EXERCISE DETAILS - Would it be possible to write out each entry below exactly, without the pictures?

RECORDS FOR THE TASK -
#####
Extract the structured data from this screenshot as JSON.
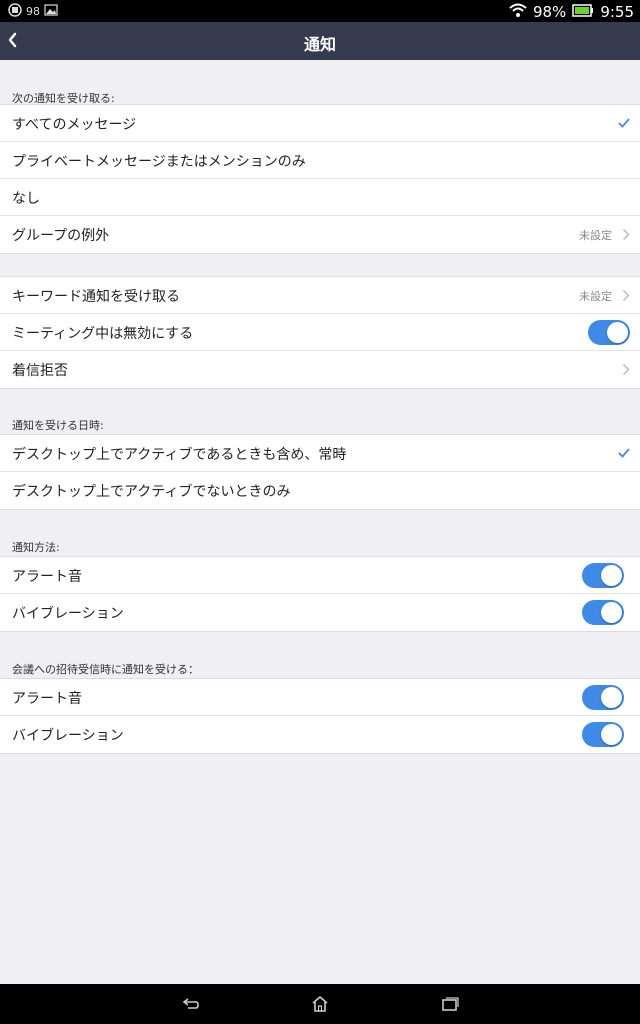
{
  "status": {
    "left_badge": "98",
    "battery": "98%",
    "time": "9:55"
  },
  "header": {
    "title": "通知"
  },
  "receive": {
    "heading": "次の通知を受け取る:",
    "items": [
      {
        "label": "すべてのメッセージ"
      },
      {
        "label": "プライベートメッセージまたはメンションのみ"
      },
      {
        "label": "なし"
      },
      {
        "label": "グループの例外",
        "value": "未設定"
      }
    ]
  },
  "options": {
    "items": [
      {
        "label": "キーワード通知を受け取る",
        "value": "未設定"
      },
      {
        "label": "ミーティング中は無効にする",
        "toggle": true
      },
      {
        "label": "着信拒否"
      }
    ]
  },
  "when": {
    "heading": "通知を受ける日時:",
    "items": [
      {
        "label": "デスクトップ上でアクティブであるときも含め、常時"
      },
      {
        "label": "デスクトップ上でアクティブでないときのみ"
      }
    ]
  },
  "method": {
    "heading": "通知方法:",
    "items": [
      {
        "label": "アラート音",
        "toggle": true
      },
      {
        "label": "バイブレーション",
        "toggle": true
      }
    ]
  },
  "meeting_invite": {
    "heading": "会議への招待受信時に通知を受ける：",
    "items": [
      {
        "label": "アラート音",
        "toggle": true
      },
      {
        "label": "バイブレーション",
        "toggle": true
      }
    ]
  },
  "colors": {
    "accent": "#3f8ae6",
    "appbar": "#353a4e",
    "background": "#efeff4"
  }
}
#####
TASK OUTPUT -
Extract the structured data from this screenshot as JSON.
{
  "status": {
    "left_badge": "98",
    "battery": "98%",
    "time": "9:55"
  },
  "header": {
    "title": "通知"
  },
  "receive": {
    "heading": "次の通知を受け取る:",
    "items": [
      {
        "label": "すべてのメッセージ"
      },
      {
        "label": "プライベートメッセージまたはメンションのみ"
      },
      {
        "label": "なし"
      },
      {
        "label": "グループの例外",
        "value": "未設定"
      }
    ]
  },
  "options": {
    "items": [
      {
        "label": "キーワード通知を受け取る",
        "value": "未設定"
      },
      {
        "label": "ミーティング中は無効にする",
        "toggle": true
      },
      {
        "label": "着信拒否"
      }
    ]
  },
  "when": {
    "heading": "通知を受ける日時:",
    "items": [
      {
        "label": "デスクトップ上でアクティブであるときも含め、常時"
      },
      {
        "label": "デスクトップ上でアクティブでないときのみ"
      }
    ]
  },
  "method": {
    "heading": "通知方法:",
    "items": [
      {
        "label": "アラート音",
        "toggle": true
      },
      {
        "label": "バイブレーション",
        "toggle": true
      }
    ]
  },
  "meeting_invite": {
    "heading": "会議への招待受信時に通知を受ける：",
    "items": [
      {
        "label": "アラート音",
        "toggle": true
      },
      {
        "label": "バイブレーション",
        "toggle": true
      }
    ]
  },
  "colors": {
    "accent": "#3f8ae6",
    "appbar": "#353a4e",
    "background": "#efeff4"
  }
}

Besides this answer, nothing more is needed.